Saved entries
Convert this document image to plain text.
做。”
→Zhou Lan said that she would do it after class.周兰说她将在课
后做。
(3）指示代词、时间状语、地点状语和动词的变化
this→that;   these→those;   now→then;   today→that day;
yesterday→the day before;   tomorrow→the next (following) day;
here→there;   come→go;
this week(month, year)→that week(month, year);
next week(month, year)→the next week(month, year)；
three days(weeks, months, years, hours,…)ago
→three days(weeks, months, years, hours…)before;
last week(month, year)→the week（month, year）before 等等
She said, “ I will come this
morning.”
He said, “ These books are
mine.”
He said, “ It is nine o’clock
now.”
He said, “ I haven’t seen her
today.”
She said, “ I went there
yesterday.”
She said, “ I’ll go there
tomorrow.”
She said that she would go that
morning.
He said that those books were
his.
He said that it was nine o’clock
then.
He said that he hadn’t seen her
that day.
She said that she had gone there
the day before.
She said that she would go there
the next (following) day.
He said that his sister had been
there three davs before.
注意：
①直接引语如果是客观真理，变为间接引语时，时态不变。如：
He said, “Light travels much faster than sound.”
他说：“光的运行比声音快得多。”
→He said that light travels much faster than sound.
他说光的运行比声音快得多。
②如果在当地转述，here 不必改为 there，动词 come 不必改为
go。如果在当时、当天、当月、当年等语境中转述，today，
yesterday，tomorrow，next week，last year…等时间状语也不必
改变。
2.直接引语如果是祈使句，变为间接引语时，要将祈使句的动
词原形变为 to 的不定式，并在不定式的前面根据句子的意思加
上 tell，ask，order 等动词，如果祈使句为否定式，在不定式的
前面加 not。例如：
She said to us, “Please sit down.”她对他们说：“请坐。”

» **WHAT IS BEING ASKED**
Show all lines in the entries above where the string "sound" appears.

» **EXERCISE ANSWER**
He said, “Light travels much faster than sound.”
→He said that light travels much faster than sound.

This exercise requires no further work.